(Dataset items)
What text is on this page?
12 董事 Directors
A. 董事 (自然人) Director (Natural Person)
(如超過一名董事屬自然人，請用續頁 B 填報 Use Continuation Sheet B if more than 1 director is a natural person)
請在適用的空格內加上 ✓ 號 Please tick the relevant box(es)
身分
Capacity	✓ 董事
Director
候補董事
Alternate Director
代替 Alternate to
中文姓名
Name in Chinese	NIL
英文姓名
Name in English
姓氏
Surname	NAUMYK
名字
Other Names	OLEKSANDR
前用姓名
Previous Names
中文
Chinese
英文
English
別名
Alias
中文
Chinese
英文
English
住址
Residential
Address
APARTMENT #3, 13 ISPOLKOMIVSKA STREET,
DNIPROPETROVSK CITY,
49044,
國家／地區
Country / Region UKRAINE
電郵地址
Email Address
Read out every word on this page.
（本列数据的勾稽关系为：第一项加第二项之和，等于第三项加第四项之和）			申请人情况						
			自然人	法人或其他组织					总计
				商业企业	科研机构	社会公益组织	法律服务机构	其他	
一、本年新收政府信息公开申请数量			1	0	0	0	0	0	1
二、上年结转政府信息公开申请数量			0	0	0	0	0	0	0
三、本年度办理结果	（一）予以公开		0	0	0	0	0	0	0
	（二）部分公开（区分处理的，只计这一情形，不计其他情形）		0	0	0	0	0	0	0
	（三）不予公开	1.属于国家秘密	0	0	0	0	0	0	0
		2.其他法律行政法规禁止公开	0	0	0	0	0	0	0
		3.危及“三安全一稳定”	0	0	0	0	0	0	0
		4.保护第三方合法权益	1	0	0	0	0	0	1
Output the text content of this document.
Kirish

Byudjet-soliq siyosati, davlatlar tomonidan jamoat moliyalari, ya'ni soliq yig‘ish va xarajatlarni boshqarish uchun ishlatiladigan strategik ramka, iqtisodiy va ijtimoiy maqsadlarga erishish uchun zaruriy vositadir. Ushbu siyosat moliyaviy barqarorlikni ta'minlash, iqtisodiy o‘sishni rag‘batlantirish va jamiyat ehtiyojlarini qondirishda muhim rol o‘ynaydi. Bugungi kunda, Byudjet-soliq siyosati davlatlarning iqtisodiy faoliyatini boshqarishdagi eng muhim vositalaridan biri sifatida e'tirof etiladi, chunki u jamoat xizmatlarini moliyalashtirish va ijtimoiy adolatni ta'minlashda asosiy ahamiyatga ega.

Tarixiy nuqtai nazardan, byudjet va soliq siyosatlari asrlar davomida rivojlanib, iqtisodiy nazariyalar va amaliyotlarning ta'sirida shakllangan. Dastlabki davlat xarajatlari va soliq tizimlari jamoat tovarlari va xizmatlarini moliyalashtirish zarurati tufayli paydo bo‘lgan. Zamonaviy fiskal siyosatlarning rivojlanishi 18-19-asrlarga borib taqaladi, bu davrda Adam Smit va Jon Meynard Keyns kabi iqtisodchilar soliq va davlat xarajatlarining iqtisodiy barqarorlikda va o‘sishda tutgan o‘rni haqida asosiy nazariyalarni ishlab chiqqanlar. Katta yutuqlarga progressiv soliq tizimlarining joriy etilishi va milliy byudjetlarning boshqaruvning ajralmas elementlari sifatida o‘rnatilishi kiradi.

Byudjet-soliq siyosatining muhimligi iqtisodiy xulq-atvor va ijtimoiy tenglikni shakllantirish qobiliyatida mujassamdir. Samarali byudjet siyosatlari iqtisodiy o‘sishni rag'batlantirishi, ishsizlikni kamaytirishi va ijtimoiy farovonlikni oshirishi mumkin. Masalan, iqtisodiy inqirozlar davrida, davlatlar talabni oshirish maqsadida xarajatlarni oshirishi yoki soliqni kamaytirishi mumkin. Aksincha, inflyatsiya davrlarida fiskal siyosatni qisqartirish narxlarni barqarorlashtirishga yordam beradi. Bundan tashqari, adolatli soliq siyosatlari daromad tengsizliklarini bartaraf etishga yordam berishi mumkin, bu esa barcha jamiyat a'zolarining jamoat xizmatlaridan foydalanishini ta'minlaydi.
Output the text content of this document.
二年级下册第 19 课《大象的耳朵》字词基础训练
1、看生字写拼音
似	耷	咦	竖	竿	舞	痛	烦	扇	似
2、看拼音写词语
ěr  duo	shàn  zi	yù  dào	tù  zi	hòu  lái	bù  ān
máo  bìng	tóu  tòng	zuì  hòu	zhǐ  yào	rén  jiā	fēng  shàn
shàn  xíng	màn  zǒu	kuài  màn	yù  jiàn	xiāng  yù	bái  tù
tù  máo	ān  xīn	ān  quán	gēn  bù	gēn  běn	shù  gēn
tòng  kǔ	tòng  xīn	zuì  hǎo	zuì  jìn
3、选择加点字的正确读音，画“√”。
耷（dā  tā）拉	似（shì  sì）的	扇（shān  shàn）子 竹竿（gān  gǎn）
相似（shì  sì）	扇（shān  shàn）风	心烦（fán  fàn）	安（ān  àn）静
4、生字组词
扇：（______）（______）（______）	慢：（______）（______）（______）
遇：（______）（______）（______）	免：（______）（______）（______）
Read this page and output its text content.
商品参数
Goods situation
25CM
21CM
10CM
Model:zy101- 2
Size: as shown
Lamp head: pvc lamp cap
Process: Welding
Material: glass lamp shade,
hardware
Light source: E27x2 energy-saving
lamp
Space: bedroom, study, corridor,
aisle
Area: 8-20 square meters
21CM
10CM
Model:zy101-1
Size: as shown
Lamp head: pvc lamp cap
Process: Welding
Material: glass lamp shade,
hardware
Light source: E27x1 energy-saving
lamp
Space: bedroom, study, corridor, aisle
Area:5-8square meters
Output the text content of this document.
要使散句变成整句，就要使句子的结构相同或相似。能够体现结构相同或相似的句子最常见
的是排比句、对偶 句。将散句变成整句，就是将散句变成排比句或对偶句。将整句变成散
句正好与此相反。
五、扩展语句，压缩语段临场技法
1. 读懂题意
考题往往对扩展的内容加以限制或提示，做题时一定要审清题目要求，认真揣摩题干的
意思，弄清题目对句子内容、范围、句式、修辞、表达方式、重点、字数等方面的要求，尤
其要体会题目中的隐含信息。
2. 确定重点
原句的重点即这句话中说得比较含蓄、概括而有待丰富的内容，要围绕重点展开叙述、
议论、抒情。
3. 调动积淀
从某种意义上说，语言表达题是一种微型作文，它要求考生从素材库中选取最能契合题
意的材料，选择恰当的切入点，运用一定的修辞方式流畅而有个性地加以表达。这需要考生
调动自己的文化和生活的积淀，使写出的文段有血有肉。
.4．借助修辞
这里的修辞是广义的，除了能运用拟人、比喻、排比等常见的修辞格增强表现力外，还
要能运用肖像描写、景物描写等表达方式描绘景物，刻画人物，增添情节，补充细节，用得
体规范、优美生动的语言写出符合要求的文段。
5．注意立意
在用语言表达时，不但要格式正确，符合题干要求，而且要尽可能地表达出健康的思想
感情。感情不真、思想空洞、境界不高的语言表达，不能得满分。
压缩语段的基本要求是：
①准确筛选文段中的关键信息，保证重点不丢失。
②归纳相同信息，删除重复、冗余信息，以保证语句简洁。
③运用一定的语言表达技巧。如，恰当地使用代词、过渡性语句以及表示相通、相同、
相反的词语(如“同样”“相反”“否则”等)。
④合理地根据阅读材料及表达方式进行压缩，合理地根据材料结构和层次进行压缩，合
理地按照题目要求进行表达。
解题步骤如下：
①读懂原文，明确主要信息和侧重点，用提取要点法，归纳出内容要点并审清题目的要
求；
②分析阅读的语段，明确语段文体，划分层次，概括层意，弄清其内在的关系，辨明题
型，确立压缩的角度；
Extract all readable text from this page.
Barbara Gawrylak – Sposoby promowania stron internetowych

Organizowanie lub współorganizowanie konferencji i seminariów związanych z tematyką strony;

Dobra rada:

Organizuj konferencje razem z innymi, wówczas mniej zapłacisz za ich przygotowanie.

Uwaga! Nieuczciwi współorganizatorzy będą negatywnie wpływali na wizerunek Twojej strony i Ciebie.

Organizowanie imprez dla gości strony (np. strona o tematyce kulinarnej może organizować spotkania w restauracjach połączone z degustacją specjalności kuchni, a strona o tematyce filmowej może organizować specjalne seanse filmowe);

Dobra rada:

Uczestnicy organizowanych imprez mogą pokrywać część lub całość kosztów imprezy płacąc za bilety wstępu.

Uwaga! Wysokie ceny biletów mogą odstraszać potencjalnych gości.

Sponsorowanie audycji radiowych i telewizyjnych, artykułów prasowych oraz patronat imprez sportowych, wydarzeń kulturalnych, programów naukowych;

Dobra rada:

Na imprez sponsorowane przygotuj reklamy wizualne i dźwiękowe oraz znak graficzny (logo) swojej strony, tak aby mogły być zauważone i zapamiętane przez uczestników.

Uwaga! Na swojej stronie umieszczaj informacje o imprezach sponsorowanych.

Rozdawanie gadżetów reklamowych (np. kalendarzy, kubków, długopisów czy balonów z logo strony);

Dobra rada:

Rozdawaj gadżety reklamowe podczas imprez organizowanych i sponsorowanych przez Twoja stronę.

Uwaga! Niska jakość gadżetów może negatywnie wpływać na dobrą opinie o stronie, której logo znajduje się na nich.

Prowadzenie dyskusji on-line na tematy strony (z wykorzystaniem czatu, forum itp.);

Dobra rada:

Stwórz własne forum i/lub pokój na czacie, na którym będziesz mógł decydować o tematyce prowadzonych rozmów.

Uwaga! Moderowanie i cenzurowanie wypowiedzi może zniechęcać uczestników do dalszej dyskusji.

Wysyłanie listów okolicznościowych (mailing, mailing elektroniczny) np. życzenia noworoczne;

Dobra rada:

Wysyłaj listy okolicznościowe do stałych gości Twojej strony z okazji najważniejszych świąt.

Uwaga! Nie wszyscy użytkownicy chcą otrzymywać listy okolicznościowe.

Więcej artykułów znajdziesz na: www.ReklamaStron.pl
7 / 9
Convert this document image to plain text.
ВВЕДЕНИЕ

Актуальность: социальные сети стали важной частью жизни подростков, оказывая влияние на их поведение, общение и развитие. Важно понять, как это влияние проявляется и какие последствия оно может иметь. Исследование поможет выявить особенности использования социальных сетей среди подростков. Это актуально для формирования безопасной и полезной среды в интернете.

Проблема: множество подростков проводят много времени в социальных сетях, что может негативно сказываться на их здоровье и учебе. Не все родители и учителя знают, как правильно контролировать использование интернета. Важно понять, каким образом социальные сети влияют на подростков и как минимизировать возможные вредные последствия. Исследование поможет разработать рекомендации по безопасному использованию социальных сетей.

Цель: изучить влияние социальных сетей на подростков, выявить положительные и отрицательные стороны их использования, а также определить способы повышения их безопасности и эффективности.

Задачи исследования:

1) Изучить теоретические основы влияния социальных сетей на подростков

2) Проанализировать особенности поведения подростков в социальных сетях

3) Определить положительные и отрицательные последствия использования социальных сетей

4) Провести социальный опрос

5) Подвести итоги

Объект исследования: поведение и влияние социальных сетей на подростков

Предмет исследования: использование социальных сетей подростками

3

### Objective
All lines in the data that contain the word "использование" should be copied.

### Written response
Проблема: множество подростков проводят много времени в социальных сетях, что может негативно сказываться на их здоровье и учебе. Не все родители и учителя знают, как правильно контролировать использование интернета. Важно понять, каким образом социальные сети влияют на подростков и как минимизировать возможные вредные последствия. Исследование поможет разработать рекомендации по безопасному использованию социальных сетей.
Предмет исследования: использование социальных сетей подростками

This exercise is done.